(Figure content listings)
>> begin

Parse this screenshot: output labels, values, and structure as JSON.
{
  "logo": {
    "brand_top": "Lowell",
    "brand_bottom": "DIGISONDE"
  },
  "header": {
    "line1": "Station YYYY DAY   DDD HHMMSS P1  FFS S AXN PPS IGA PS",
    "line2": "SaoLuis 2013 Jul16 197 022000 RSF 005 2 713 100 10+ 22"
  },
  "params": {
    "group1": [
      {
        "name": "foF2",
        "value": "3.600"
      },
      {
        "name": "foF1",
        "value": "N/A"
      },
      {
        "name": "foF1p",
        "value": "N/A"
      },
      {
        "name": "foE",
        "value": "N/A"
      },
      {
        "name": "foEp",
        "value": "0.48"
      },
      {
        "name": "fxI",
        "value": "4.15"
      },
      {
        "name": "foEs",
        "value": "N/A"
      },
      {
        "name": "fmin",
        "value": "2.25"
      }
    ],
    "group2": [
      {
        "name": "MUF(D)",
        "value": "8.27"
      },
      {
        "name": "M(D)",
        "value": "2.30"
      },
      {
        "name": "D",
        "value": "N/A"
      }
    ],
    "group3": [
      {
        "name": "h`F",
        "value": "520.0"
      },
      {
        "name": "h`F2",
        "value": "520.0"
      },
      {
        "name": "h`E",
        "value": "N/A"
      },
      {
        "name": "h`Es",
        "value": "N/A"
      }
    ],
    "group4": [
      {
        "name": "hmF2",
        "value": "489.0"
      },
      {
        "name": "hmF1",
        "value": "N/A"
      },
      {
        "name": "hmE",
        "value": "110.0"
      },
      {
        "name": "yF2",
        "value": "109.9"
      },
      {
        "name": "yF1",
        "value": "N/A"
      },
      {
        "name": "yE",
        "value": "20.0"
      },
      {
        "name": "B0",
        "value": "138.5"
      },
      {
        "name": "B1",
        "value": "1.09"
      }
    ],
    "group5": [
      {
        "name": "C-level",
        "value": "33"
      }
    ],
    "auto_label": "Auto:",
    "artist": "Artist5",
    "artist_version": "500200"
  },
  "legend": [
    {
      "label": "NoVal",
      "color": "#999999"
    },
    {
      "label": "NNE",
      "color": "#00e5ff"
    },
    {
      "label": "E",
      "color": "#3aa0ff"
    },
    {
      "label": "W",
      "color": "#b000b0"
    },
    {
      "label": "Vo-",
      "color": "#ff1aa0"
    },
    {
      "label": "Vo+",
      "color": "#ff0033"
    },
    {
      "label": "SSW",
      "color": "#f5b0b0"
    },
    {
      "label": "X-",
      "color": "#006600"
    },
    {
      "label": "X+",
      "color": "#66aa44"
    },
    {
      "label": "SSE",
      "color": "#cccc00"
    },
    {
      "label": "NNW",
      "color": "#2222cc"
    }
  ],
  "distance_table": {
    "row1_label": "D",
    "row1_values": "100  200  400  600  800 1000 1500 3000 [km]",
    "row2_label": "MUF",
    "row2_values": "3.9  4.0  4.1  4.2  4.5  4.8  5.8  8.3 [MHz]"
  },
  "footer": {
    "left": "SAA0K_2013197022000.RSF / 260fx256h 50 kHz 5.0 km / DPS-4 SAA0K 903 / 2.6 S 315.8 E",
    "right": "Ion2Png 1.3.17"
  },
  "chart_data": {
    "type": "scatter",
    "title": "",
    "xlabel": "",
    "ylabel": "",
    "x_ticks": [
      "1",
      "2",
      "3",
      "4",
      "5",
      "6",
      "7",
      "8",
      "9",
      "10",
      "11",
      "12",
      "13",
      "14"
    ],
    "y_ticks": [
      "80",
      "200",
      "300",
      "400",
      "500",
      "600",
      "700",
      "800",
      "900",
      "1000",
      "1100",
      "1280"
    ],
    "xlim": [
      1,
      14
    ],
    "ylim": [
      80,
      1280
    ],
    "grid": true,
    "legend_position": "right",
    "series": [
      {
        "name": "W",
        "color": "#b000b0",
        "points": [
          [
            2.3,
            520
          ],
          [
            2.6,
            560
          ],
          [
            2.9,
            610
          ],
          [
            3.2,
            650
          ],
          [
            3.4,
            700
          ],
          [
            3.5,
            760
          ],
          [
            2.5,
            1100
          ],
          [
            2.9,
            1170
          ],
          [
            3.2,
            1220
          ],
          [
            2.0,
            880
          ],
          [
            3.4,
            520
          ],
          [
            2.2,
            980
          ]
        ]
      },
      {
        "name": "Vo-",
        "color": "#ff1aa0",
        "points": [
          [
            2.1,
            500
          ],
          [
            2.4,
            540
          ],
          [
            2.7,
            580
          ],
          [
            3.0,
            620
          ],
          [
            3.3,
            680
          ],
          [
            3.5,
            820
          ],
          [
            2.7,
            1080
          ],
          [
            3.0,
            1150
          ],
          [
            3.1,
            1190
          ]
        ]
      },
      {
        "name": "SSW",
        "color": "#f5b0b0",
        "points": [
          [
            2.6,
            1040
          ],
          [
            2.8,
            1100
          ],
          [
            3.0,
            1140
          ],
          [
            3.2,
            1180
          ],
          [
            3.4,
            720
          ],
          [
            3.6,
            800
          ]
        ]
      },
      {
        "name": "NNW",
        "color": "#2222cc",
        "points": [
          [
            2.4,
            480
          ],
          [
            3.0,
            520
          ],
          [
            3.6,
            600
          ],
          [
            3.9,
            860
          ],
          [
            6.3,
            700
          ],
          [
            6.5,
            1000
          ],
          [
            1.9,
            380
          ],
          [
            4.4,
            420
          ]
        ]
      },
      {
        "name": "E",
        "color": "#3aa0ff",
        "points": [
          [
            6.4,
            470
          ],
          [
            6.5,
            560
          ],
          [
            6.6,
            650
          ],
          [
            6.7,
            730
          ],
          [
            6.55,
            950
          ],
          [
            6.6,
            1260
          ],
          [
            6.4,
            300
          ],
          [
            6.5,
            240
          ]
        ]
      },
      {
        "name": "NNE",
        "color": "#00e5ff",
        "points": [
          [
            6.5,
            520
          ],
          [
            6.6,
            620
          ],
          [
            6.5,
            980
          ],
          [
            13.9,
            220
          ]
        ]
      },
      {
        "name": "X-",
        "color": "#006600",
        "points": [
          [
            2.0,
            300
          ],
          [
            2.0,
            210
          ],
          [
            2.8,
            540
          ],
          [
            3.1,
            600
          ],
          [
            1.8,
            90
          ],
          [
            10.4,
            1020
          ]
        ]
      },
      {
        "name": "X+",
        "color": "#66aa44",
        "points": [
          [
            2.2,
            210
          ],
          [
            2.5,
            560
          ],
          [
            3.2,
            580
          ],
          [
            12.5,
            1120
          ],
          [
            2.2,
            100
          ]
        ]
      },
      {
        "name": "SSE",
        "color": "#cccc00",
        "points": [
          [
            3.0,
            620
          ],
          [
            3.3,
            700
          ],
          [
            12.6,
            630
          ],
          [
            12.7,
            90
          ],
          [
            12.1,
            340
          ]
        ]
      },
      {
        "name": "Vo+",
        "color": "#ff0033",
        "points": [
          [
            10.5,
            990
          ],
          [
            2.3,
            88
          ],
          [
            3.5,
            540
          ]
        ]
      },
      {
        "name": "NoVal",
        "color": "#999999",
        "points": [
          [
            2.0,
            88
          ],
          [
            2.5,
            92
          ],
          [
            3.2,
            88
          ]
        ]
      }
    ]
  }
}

>> end

# AIM:
Please restate the whole listing word for word.

# TASK OUTPUT:
Parse this screenshot: output labels, values, and structure as JSON.
{
  "logo": {
    "brand_top": "Lowell",
    "brand_bottom": "DIGISONDE"
  },
  "header": {
    "line1": "Station YYYY DAY   DDD HHMMSS P1  FFS S AXN PPS IGA PS",
    "line2": "SaoLuis 2013 Jul16 197 022000 RSF 005 2 713 100 10+ 22"
  },
  "params": {
    "group1": [
      {
        "name": "foF2",
        "value": "3.600"
      },
      {
        "name": "foF1",
        "value": "N/A"
      },
      {
        "name": "foF1p",
        "value": "N/A"
      },
      {
        "name": "foE",
        "value": "N/A"
      },
      {
        "name": "foEp",
        "value": "0.48"
      },
      {
        "name": "fxI",
        "value": "4.15"
      },
      {
        "name": "foEs",
        "value": "N/A"
      },
      {
        "name": "fmin",
        "value": "2.25"
      }
    ],
    "group2": [
      {
        "name": "MUF(D)",
        "value": "8.27"
      },
      {
        "name": "M(D)",
        "value": "2.30"
      },
      {
        "name": "D",
        "value": "N/A"
      }
    ],
    "group3": [
      {
        "name": "h`F",
        "value": "520.0"
      },
      {
        "name": "h`F2",
        "value": "520.0"
      },
      {
        "name": "h`E",
        "value": "N/A"
      },
      {
        "name": "h`Es",
        "value": "N/A"
      }
    ],
    "group4": [
      {
        "name": "hmF2",
        "value": "489.0"
      },
      {
        "name": "hmF1",
        "value": "N/A"
      },
      {
        "name": "hmE",
        "value": "110.0"
      },
      {
        "name": "yF2",
        "value": "109.9"
      },
      {
        "name": "yF1",
        "value": "N/A"
      },
      {
        "name": "yE",
        "value": "20.0"
      },
      {
        "name": "B0",
        "value": "138.5"
      },
      {
        "name": "B1",
        "value": "1.09"
      }
    ],
    "group5": [
      {
        "name": "C-level",
        "value": "33"
      }
    ],
    "auto_label": "Auto:",
    "artist": "Artist5",
    "artist_version": "500200"
  },
  "legend": [
    {
      "label": "NoVal",
      "color": "#999999"
    },
    {
      "label": "NNE",
      "color": "#00e5ff"
    },
    {
      "label": "E",
      "color": "#3aa0ff"
    },
    {
      "label": "W",
      "color": "#b000b0"
    },
    {
      "label": "Vo-",
      "color": "#ff1aa0"
    },
    {
      "label": "Vo+",
      "color": "#ff0033"
    },
    {
      "label": "SSW",
      "color": "#f5b0b0"
    },
    {
      "label": "X-",
      "color": "#006600"
    },
    {
      "label": "X+",
      "color": "#66aa44"
    },
    {
      "label": "SSE",
      "color": "#cccc00"
    },
    {
      "label": "NNW",
      "color": "#2222cc"
    }
  ],
  "distance_table": {
    "row1_label": "D",
    "row1_values": "100  200  400  600  800 1000 1500 3000 [km]",
    "row2_label": "MUF",
    "row2_values": "3.9  4.0  4.1  4.2  4.5  4.8  5.8  8.3 [MHz]"
  },
  "footer": {
    "left": "SAA0K_2013197022000.RSF / 260fx256h 50 kHz 5.0 km / DPS-4 SAA0K 903 / 2.6 S 315.8 E",
    "right": "Ion2Png 1.3.17"
  },
  "chart_data": {
    "type": "scatter",
    "title": "",
    "xlabel": "",
    "ylabel": "",
    "x_ticks": [
      "1",
      "2",
      "3",
      "4",
      "5",
      "6",
      "7",
      "8",
      "9",
      "10",
      "11",
      "12",
      "13",
      "14"
    ],
    "y_ticks": [
      "80",
      "200",
      "300",
      "400",
      "500",
      "600",
      "700",
      "800",
      "900",
      "1000",
      "1100",
      "1280"
    ],
    "xlim": [
      1,
      14
    ],
    "ylim": [
      80,
      1280
    ],
    "grid": true,
    "legend_position": "right",
    "series": [
      {
        "name": "W",
        "color": "#b000b0",
        "points": [
          [
            2.3,
            520
          ],
          [
            2.6,
            560
          ],
          [
            2.9,
            610
          ],
          [
            3.2,
            650
          ],
          [
            3.4,
            700
          ],
          [
            3.5,
            760
          ],
          [
            2.5,
            1100
          ],
          [
            2.9,
            1170
          ],
          [
            3.2,
            1220
          ],
          [
            2.0,
            880
          ],
          [
            3.4,
            520
          ],
          [
            2.2,
            980
          ]
        ]
      },
      {
        "name": "Vo-",
        "color": "#ff1aa0",
        "points": [
          [
            2.1,
            500
          ],
          [
            2.4,
            540
          ],
          [
            2.7,
            580
          ],
          [
            3.0,
            620
          ],
          [
            3.3,
            680
          ],
          [
            3.5,
            820
          ],
          [
            2.7,
            1080
          ],
          [
            3.0,
            1150
          ],
          [
            3.1,
            1190
          ]
        ]
      },
      {
        "name": "SSW",
        "color": "#f5b0b0",
        "points": [
          [
            2.6,
            1040
          ],
          [
            2.8,
            1100
          ],
          [
            3.0,
            1140
          ],
          [
            3.2,
            1180
          ],
          [
            3.4,
            720
          ],
          [
            3.6,
            800
          ]
        ]
      },
      {
        "name": "NNW",
        "color": "#2222cc",
        "points": [
          [
            2.4,
            480
          ],
          [
            3.0,
            520
          ],
          [
            3.6,
            600
          ],
          [
            3.9,
            860
          ],
          [
            6.3,
            700
          ],
          [
            6.5,
            1000
          ],
          [
            1.9,
            380
          ],
          [
            4.4,
            420
          ]
        ]
      },
      {
        "name": "E",
        "color": "#3aa0ff",
        "points": [
          [
            6.4,
            470
          ],
          [
            6.5,
            560
          ],
          [
            6.6,
            650
          ],
          [
            6.7,
            730
          ],
          [
            6.55,
            950
          ],
          [
            6.6,
            1260
          ],
          [
            6.4,
            300
          ],
          [
            6.5,
            240
          ]
        ]
      },
      {
        "name": "NNE",
        "color": "#00e5ff",
        "points": [
          [
            6.5,
            520
          ],
          [
            6.6,
            620
          ],
          [
            6.5,
            980
          ],
          [
            13.9,
            220
          ]
        ]
      },
      {
        "name": "X-",
        "color": "#006600",
        "points": [
          [
            2.0,
            300
          ],
          [
            2.0,
            210
          ],
          [
            2.8,
            540
          ],
          [
            3.1,
            600
          ],
          [
            1.8,
            90
          ],
          [
            10.4,
            1020
          ]
        ]
      },
      {
        "name": "X+",
        "color": "#66aa44",
        "points": [
          [
            2.2,
            210
          ],
          [
            2.5,
            560
          ],
          [
            3.2,
            580
          ],
          [
            12.5,
            1120
          ],
          [
            2.2,
            100
          ]
        ]
      },
      {
        "name": "SSE",
        "color": "#cccc00",
        "points": [
          [
            3.0,
            620
          ],
          [
            3.3,
            700
          ],
          [
            12.6,
            630
          ],
          [
            12.7,
            90
          ],
          [
            12.1,
            340
          ]
        ]
      },
      {
        "name": "Vo+",
        "color": "#ff0033",
        "points": [
          [
            10.5,
            990
          ],
          [
            2.3,
            88
          ],
          [
            3.5,
            540
          ]
        ]
      },
      {
        "name": "NoVal",
        "color": "#999999",
        "points": [
          [
            2.0,
            88
          ],
          [
            2.5,
            92
          ],
          [
            3.2,
            88
          ]
        ]
      }
    ]
  }
}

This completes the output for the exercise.